Stated task: Tally how many lines hold the string "като". Your reply should be that number alone.

Collection entries
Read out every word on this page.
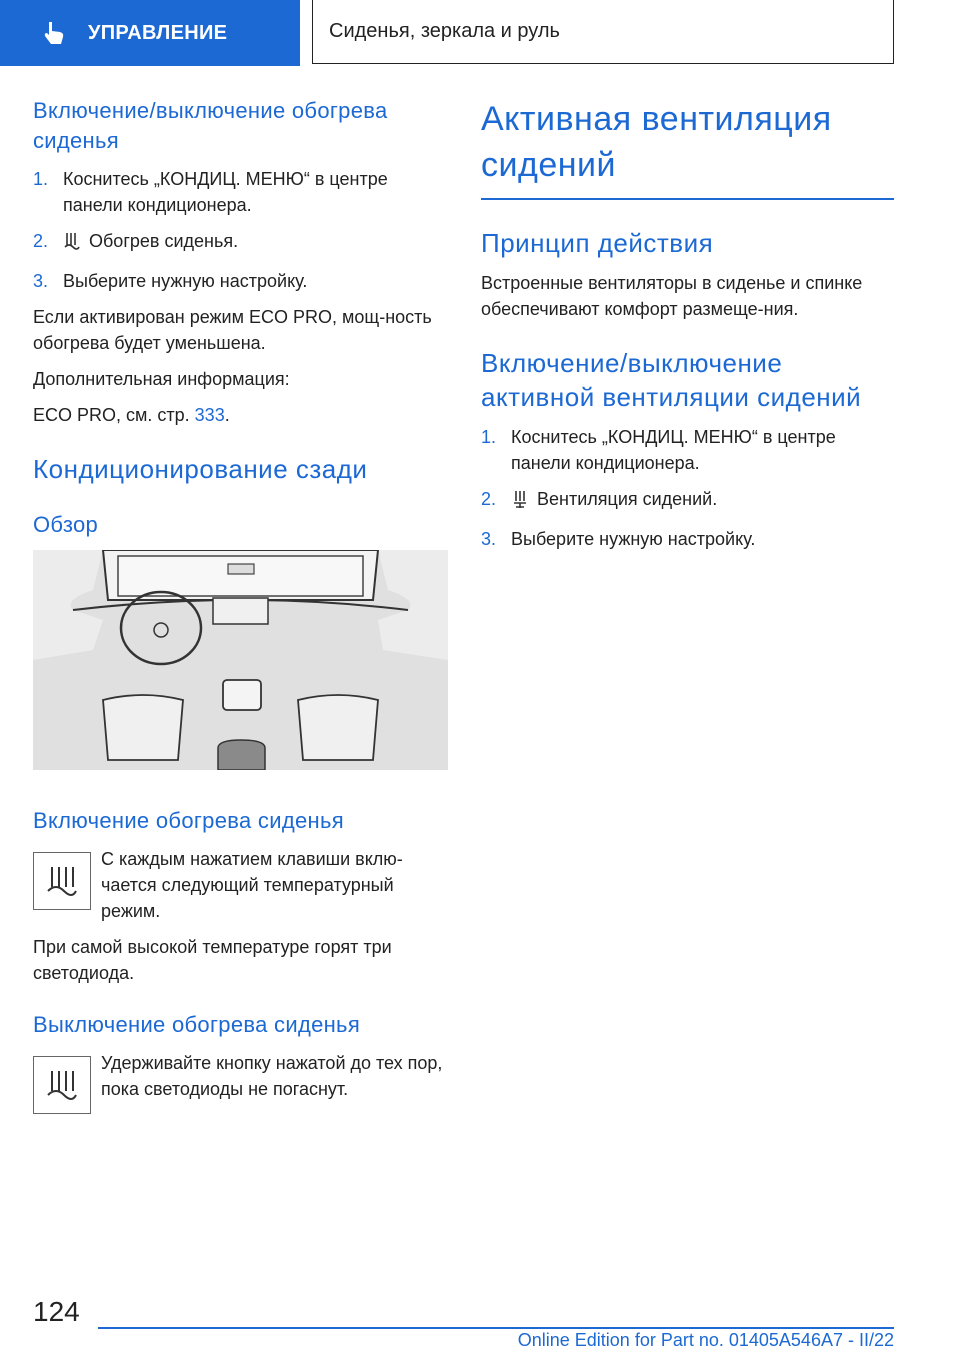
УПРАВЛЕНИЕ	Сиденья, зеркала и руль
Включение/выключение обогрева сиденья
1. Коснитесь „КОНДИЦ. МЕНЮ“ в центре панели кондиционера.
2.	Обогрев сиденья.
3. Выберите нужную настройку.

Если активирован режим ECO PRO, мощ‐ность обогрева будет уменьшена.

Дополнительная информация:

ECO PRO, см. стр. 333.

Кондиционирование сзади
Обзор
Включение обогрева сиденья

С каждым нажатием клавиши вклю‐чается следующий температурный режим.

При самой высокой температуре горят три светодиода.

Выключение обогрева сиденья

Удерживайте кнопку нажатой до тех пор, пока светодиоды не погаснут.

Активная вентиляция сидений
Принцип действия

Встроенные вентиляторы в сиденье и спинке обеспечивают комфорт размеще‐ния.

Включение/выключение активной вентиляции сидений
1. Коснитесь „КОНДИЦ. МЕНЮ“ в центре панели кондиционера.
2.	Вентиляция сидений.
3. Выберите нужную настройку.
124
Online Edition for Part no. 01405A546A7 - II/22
...
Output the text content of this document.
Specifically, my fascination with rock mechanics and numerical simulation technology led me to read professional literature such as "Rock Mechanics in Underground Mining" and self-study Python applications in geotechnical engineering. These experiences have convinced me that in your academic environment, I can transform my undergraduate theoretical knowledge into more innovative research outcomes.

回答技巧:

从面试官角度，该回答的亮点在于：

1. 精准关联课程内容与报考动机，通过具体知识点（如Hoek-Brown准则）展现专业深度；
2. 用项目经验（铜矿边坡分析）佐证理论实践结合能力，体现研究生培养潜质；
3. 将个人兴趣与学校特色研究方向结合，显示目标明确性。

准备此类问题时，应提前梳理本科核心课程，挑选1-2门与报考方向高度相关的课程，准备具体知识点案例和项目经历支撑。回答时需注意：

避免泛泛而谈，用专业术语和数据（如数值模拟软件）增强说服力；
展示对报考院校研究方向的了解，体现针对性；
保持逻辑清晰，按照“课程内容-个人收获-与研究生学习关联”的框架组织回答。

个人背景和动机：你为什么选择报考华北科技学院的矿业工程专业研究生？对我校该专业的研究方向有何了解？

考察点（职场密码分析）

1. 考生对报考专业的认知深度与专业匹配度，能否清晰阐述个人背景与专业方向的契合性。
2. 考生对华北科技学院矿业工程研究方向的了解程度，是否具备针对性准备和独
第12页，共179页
---
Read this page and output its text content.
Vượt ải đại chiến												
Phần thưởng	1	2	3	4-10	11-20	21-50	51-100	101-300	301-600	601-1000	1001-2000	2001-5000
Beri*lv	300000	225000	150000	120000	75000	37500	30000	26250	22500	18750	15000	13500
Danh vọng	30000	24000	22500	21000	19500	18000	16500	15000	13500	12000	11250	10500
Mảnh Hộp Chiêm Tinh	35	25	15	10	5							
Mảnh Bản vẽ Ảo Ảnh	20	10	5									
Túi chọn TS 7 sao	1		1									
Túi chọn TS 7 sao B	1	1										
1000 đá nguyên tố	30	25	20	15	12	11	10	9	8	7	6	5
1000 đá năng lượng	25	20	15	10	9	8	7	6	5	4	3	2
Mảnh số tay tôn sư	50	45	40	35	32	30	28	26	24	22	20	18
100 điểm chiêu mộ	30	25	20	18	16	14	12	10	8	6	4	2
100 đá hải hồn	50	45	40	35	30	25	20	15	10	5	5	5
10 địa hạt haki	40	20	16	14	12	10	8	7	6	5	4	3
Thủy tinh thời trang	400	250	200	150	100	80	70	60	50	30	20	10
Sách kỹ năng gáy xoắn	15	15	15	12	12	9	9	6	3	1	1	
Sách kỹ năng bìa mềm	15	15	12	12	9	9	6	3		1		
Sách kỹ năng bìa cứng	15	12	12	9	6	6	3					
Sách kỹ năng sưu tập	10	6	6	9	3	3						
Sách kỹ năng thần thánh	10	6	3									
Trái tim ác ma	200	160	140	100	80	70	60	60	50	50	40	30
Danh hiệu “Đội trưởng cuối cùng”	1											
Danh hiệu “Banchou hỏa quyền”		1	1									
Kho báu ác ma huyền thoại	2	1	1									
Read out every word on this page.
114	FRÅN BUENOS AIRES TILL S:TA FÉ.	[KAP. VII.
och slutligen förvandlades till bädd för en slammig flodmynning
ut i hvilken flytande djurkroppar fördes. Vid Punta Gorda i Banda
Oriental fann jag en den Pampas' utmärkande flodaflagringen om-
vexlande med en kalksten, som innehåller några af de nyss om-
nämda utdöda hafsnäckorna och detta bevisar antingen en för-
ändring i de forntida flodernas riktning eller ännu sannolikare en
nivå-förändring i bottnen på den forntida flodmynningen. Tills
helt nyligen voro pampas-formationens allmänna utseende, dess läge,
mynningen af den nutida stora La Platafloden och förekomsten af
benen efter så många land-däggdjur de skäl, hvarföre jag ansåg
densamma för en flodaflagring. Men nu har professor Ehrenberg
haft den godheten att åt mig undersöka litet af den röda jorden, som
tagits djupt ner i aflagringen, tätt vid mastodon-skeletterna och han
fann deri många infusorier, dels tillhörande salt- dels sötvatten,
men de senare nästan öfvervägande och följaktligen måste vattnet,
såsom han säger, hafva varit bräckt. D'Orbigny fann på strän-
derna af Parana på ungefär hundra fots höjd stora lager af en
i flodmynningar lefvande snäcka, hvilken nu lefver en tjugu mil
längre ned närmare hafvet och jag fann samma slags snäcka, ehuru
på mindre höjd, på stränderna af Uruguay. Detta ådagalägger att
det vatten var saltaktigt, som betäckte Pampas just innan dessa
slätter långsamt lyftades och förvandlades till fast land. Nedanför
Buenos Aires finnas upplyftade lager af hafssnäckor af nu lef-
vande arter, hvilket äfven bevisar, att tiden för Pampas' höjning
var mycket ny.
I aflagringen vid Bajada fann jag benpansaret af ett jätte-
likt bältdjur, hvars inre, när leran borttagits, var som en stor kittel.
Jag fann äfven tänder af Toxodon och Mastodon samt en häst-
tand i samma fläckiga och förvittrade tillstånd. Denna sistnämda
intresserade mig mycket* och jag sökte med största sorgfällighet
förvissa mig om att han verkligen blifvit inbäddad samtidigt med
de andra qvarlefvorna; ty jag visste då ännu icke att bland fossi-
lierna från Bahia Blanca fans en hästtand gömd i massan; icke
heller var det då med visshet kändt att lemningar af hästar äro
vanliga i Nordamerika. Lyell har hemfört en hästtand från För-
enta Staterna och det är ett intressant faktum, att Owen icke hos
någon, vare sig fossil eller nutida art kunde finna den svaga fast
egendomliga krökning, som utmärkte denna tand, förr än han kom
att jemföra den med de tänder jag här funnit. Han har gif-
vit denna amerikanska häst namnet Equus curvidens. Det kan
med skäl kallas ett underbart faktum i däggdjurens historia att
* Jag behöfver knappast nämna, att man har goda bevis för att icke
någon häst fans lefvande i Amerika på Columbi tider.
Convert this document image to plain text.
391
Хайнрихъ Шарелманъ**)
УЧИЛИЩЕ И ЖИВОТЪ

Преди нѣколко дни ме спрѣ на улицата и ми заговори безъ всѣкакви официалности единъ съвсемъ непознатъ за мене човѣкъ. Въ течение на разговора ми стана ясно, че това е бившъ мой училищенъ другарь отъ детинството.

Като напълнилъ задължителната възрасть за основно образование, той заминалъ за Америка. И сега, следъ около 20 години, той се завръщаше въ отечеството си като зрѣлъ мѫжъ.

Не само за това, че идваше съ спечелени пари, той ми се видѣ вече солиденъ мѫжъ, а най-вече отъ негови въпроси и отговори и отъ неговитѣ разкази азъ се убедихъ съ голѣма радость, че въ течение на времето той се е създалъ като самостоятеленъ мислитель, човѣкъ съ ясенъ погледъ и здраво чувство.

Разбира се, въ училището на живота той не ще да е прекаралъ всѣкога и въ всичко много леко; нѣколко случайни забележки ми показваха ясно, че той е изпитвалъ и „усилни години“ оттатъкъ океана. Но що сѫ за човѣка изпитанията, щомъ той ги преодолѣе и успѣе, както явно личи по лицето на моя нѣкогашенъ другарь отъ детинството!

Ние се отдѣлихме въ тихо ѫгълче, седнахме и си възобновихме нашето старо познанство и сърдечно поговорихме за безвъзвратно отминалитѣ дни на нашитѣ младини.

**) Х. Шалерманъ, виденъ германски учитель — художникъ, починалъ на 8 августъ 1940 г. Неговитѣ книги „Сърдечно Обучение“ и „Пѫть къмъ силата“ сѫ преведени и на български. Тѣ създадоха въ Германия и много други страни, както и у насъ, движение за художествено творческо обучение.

Response: 2